— Start Excerpted records —

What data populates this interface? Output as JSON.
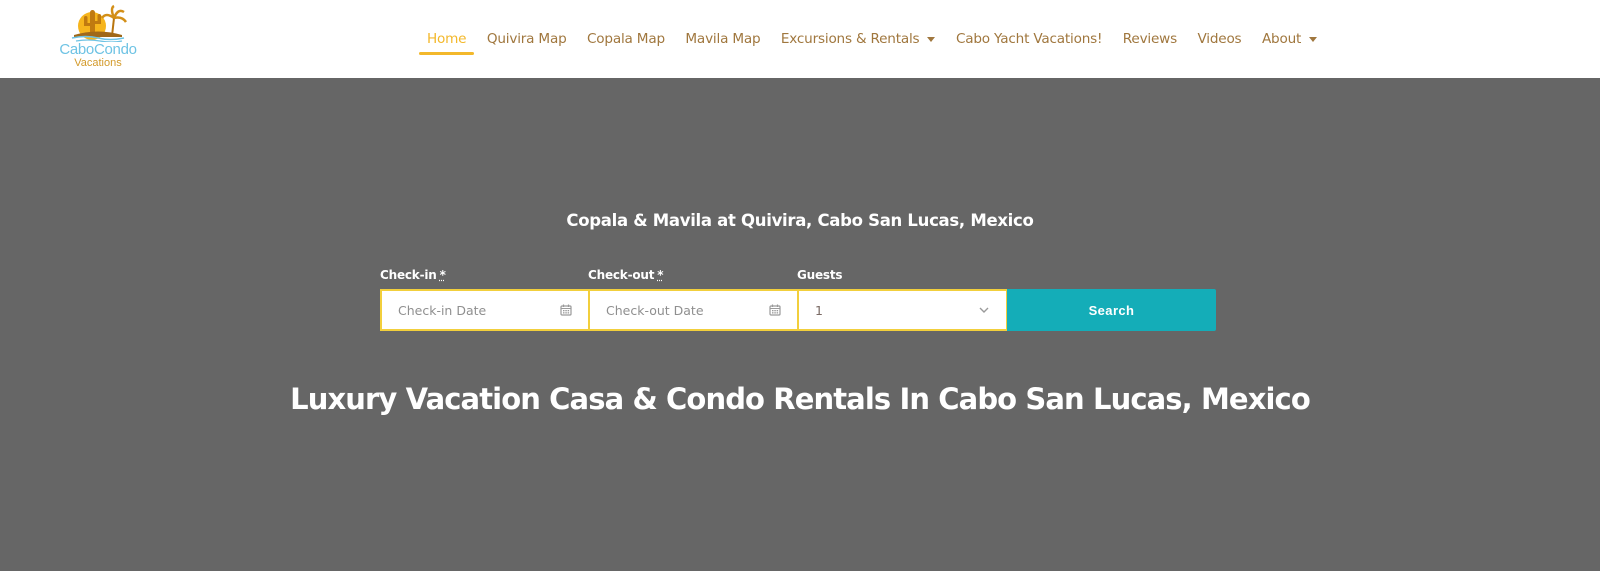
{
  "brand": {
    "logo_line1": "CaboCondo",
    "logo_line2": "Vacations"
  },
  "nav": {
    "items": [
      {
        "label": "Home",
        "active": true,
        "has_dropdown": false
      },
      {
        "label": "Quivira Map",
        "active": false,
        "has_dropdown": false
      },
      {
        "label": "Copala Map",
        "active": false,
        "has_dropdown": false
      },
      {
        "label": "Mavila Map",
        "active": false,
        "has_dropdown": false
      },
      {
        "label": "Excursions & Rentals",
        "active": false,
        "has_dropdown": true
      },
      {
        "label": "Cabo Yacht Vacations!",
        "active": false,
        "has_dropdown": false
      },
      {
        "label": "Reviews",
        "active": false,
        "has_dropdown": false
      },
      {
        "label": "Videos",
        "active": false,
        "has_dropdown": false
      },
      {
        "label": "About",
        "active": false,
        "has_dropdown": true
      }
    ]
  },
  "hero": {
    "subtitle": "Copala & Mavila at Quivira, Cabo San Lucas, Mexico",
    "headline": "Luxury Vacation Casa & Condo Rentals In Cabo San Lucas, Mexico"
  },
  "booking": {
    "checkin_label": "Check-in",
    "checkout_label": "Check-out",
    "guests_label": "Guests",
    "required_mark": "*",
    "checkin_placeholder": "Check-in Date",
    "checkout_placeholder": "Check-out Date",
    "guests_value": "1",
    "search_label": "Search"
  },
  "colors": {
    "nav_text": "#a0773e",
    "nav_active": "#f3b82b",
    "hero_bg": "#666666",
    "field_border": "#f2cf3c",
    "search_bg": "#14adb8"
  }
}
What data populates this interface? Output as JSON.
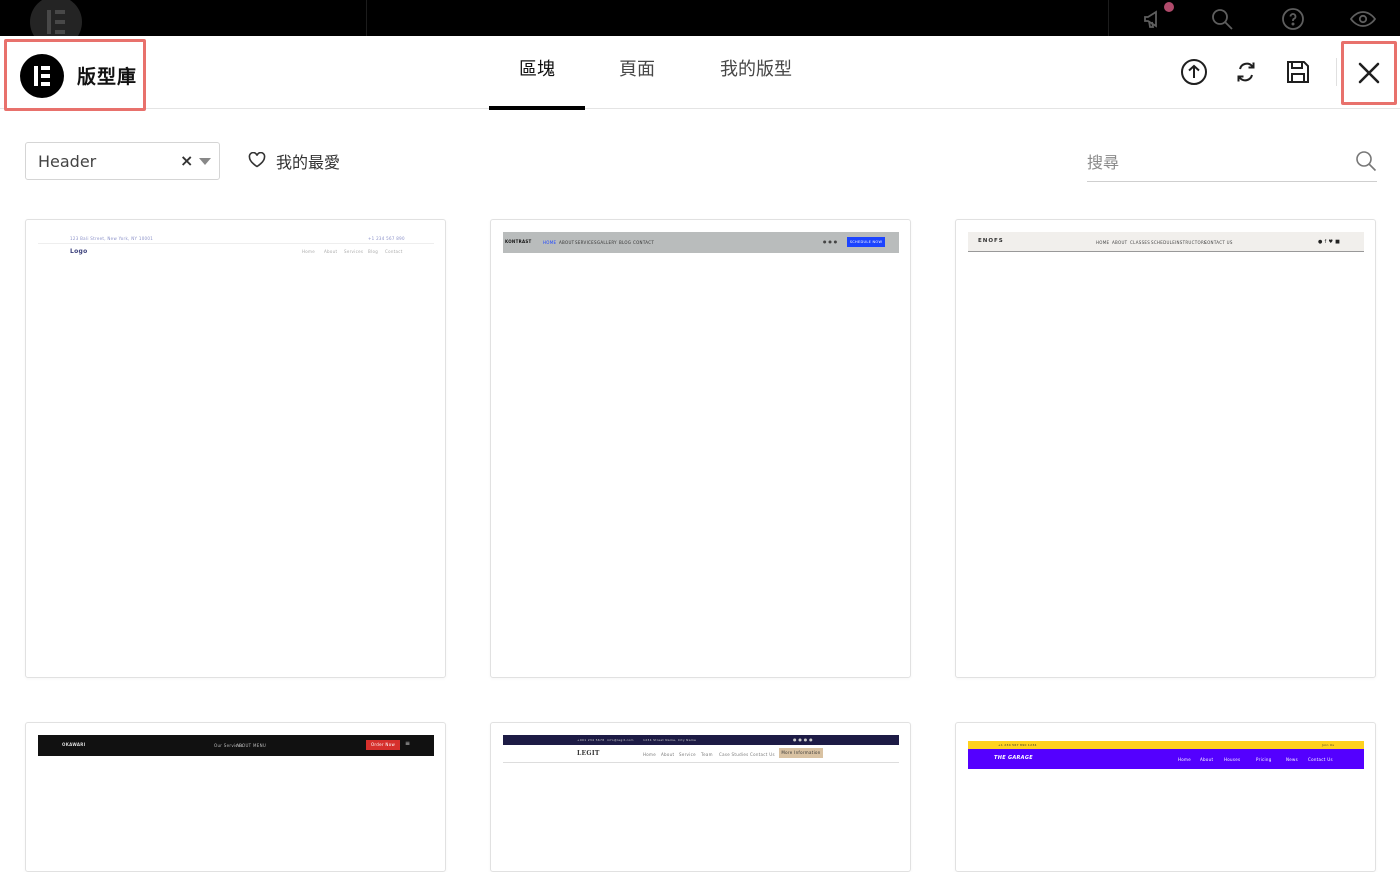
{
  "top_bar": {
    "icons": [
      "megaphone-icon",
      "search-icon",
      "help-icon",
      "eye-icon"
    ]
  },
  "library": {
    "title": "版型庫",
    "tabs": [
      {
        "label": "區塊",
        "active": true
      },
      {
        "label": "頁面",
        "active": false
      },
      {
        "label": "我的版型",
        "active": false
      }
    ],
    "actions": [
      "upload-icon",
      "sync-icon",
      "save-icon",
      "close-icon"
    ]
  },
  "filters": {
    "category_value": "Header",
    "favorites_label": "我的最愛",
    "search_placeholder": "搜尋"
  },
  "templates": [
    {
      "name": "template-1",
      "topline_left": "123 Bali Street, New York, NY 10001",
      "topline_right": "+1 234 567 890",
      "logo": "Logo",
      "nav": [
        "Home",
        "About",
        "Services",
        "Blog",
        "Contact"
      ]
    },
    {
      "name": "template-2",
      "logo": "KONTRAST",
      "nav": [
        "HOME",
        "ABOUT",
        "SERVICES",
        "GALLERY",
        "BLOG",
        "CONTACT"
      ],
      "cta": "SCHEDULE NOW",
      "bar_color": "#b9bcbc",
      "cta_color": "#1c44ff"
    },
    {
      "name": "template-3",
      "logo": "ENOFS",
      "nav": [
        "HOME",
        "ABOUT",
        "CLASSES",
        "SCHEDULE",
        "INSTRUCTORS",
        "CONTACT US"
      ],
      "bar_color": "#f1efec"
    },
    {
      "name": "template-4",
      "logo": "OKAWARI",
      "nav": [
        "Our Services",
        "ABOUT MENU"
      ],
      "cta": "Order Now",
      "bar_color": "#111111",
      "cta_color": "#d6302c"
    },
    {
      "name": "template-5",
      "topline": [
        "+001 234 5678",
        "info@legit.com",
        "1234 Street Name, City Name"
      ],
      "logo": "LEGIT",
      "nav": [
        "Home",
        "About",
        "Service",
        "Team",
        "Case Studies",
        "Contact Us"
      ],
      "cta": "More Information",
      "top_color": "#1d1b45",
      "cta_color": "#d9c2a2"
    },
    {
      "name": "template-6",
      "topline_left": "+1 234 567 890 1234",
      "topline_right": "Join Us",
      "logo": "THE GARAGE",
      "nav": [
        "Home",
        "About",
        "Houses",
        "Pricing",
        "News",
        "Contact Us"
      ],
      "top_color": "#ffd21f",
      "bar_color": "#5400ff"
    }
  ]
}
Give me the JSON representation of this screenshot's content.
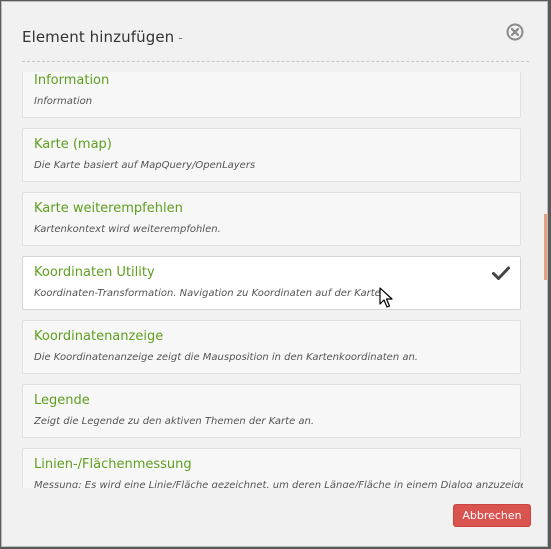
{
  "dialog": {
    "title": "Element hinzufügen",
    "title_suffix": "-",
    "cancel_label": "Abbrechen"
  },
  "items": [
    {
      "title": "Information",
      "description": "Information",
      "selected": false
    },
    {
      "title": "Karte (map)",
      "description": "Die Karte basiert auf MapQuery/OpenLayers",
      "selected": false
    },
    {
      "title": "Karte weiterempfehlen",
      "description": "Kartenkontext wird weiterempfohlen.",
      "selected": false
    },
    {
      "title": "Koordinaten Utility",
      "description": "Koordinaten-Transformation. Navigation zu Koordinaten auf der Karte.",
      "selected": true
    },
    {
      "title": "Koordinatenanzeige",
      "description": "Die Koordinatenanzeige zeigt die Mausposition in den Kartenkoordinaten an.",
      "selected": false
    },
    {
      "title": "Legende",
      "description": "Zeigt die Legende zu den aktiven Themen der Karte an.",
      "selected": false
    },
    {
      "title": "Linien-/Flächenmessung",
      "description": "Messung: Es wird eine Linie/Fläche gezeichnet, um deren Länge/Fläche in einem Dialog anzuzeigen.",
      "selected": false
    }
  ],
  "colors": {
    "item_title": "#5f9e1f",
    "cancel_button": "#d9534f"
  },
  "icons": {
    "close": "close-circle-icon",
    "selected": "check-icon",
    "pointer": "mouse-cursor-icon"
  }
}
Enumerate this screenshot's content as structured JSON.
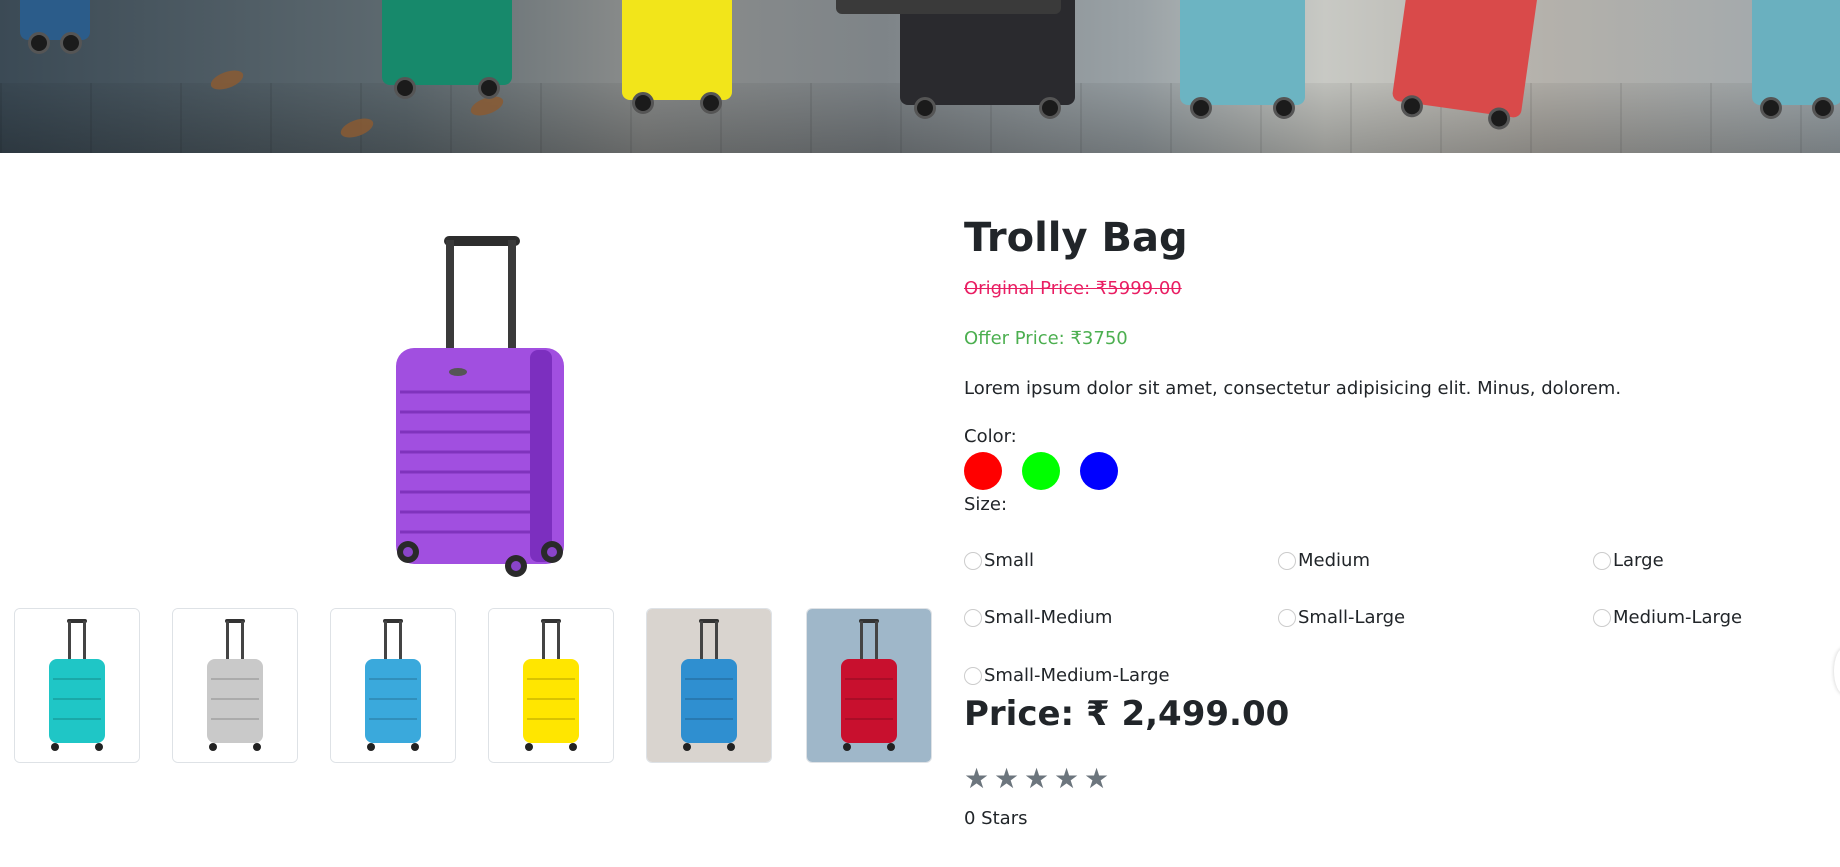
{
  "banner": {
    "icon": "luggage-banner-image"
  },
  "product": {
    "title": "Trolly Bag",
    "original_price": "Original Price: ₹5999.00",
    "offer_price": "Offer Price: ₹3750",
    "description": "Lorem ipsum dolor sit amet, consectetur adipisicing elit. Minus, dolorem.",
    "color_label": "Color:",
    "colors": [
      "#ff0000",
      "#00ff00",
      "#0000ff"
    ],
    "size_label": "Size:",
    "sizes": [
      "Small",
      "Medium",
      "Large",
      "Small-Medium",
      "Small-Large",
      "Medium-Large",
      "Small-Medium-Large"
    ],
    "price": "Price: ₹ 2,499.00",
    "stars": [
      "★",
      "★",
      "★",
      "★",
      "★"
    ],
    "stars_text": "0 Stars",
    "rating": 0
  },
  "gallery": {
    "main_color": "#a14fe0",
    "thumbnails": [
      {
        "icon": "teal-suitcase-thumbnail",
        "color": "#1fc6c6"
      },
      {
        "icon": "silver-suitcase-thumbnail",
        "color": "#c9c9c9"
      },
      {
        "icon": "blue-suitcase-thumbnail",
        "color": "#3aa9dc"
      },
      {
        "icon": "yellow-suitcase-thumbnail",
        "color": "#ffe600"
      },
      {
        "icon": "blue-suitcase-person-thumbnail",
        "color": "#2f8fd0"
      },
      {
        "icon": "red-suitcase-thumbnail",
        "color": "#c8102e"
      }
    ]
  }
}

— End Excerpted records —

[Task statement] Retype every entry verbatim and exclude the pictures from the copy.

[Complete output]
What data populates this interface? Output as JSON.
{
  "brand": {
    "logo_line1": "CaboCondo",
    "logo_line2": "Vacations"
  },
  "nav": {
    "items": [
      {
        "label": "Home",
        "active": true,
        "has_dropdown": false
      },
      {
        "label": "Quivira Map",
        "active": false,
        "has_dropdown": false
      },
      {
        "label": "Copala Map",
        "active": false,
        "has_dropdown": false
      },
      {
        "label": "Mavila Map",
        "active": false,
        "has_dropdown": false
      },
      {
        "label": "Excursions & Rentals",
        "active": false,
        "has_dropdown": true
      },
      {
        "label": "Cabo Yacht Vacations!",
        "active": false,
        "has_dropdown": false
      },
      {
        "label": "Reviews",
        "active": false,
        "has_dropdown": false
      },
      {
        "label": "Videos",
        "active": false,
        "has_dropdown": false
      },
      {
        "label": "About",
        "active": false,
        "has_dropdown": true
      }
    ]
  },
  "hero": {
    "subtitle": "Copala & Mavila at Quivira, Cabo San Lucas, Mexico",
    "headline": "Luxury Vacation Casa & Condo Rentals In Cabo San Lucas, Mexico"
  },
  "booking": {
    "checkin_label": "Check-in",
    "checkout_label": "Check-out",
    "guests_label": "Guests",
    "required_mark": "*",
    "checkin_placeholder": "Check-in Date",
    "checkout_placeholder": "Check-out Date",
    "guests_value": "1",
    "search_label": "Search"
  },
  "colors": {
    "nav_text": "#a0773e",
    "nav_active": "#f3b82b",
    "hero_bg": "#666666",
    "field_border": "#f2cf3c",
    "search_bg": "#14adb8"
  }
}
What data populates this interface? Output as JSON.
{
  "top_bar": {
    "icons": [
      "megaphone-icon",
      "search-icon",
      "help-icon",
      "eye-icon"
    ]
  },
  "library": {
    "title": "版型庫",
    "tabs": [
      {
        "label": "區塊",
        "active": true
      },
      {
        "label": "頁面",
        "active": false
      },
      {
        "label": "我的版型",
        "active": false
      }
    ],
    "actions": [
      "upload-icon",
      "sync-icon",
      "save-icon",
      "close-icon"
    ]
  },
  "filters": {
    "category_value": "Header",
    "favorites_label": "我的最愛",
    "search_placeholder": "搜尋"
  },
  "templates": [
    {
      "name": "template-1",
      "topline_left": "123 Bali Street, New York, NY 10001",
      "topline_right": "+1 234 567 890",
      "logo": "Logo",
      "nav": [
        "Home",
        "About",
        "Services",
        "Blog",
        "Contact"
      ]
    },
    {
      "name": "template-2",
      "logo": "KONTRAST",
      "nav": [
        "HOME",
        "ABOUT",
        "SERVICES",
        "GALLERY",
        "BLOG",
        "CONTACT"
      ],
      "cta": "SCHEDULE NOW",
      "bar_color": "#b9bcbc",
      "cta_color": "#1c44ff"
    },
    {
      "name": "template-3",
      "logo": "ENOFS",
      "nav": [
        "HOME",
        "ABOUT",
        "CLASSES",
        "SCHEDULE",
        "INSTRUCTORS",
        "CONTACT US"
      ],
      "bar_color": "#f1efec"
    },
    {
      "name": "template-4",
      "logo": "OKAWARI",
      "nav": [
        "Our Services",
        "ABOUT MENU"
      ],
      "cta": "Order Now",
      "bar_color": "#111111",
      "cta_color": "#d6302c"
    },
    {
      "name": "template-5",
      "topline": [
        "+001 234 5678",
        "info@legit.com",
        "1234 Street Name, City Name"
      ],
      "logo": "LEGIT",
      "nav": [
        "Home",
        "About",
        "Service",
        "Team",
        "Case Studies",
        "Contact Us"
      ],
      "cta": "More Information",
      "top_color": "#1d1b45",
      "cta_color": "#d9c2a2"
    },
    {
      "name": "template-6",
      "topline_left": "+1 234 567 890 1234",
      "topline_right": "Join Us",
      "logo": "THE GARAGE",
      "nav": [
        "Home",
        "About",
        "Houses",
        "Pricing",
        "News",
        "Contact Us"
      ],
      "top_color": "#ffd21f",
      "bar_color": "#5400ff"
    }
  ]
}
Give me the JSON representation of this screenshot's content.
{
  "dialog": {
    "title": "Element hinzufügen",
    "title_suffix": "-",
    "cancel_label": "Abbrechen"
  },
  "items": [
    {
      "title": "Information",
      "description": "Information",
      "selected": false
    },
    {
      "title": "Karte (map)",
      "description": "Die Karte basiert auf MapQuery/OpenLayers",
      "selected": false
    },
    {
      "title": "Karte weiterempfehlen",
      "description": "Kartenkontext wird weiterempfohlen.",
      "selected": false
    },
    {
      "title": "Koordinaten Utility",
      "description": "Koordinaten-Transformation. Navigation zu Koordinaten auf der Karte.",
      "selected": true
    },
    {
      "title": "Koordinatenanzeige",
      "description": "Die Koordinatenanzeige zeigt die Mausposition in den Kartenkoordinaten an.",
      "selected": false
    },
    {
      "title": "Legende",
      "description": "Zeigt die Legende zu den aktiven Themen der Karte an.",
      "selected": false
    },
    {
      "title": "Linien-/Flächenmessung",
      "description": "Messung: Es wird eine Linie/Fläche gezeichnet, um deren Länge/Fläche in einem Dialog anzuzeigen.",
      "selected": false
    }
  ],
  "colors": {
    "item_title": "#5f9e1f",
    "cancel_button": "#d9534f"
  },
  "icons": {
    "close": "close-circle-icon",
    "selected": "check-icon",
    "pointer": "mouse-cursor-icon"
  }
}
Enumerate this screenshot's content as structured JSON.
{
  "banner": {
    "icon": "luggage-banner-image"
  },
  "product": {
    "title": "Trolly Bag",
    "original_price": "Original Price: ₹5999.00",
    "offer_price": "Offer Price: ₹3750",
    "description": "Lorem ipsum dolor sit amet, consectetur adipisicing elit. Minus, dolorem.",
    "color_label": "Color:",
    "colors": [
      "#ff0000",
      "#00ff00",
      "#0000ff"
    ],
    "size_label": "Size:",
    "sizes": [
      "Small",
      "Medium",
      "Large",
      "Small-Medium",
      "Small-Large",
      "Medium-Large",
      "Small-Medium-Large"
    ],
    "price": "Price: ₹ 2,499.00",
    "stars": [
      "★",
      "★",
      "★",
      "★",
      "★"
    ],
    "stars_text": "0 Stars",
    "rating": 0
  },
  "gallery": {
    "main_color": "#a14fe0",
    "thumbnails": [
      {
        "icon": "teal-suitcase-thumbnail",
        "color": "#1fc6c6"
      },
      {
        "icon": "silver-suitcase-thumbnail",
        "color": "#c9c9c9"
      },
      {
        "icon": "blue-suitcase-thumbnail",
        "color": "#3aa9dc"
      },
      {
        "icon": "yellow-suitcase-thumbnail",
        "color": "#ffe600"
      },
      {
        "icon": "blue-suitcase-person-thumbnail",
        "color": "#2f8fd0"
      },
      {
        "icon": "red-suitcase-thumbnail",
        "color": "#c8102e"
      }
    ]
  }
}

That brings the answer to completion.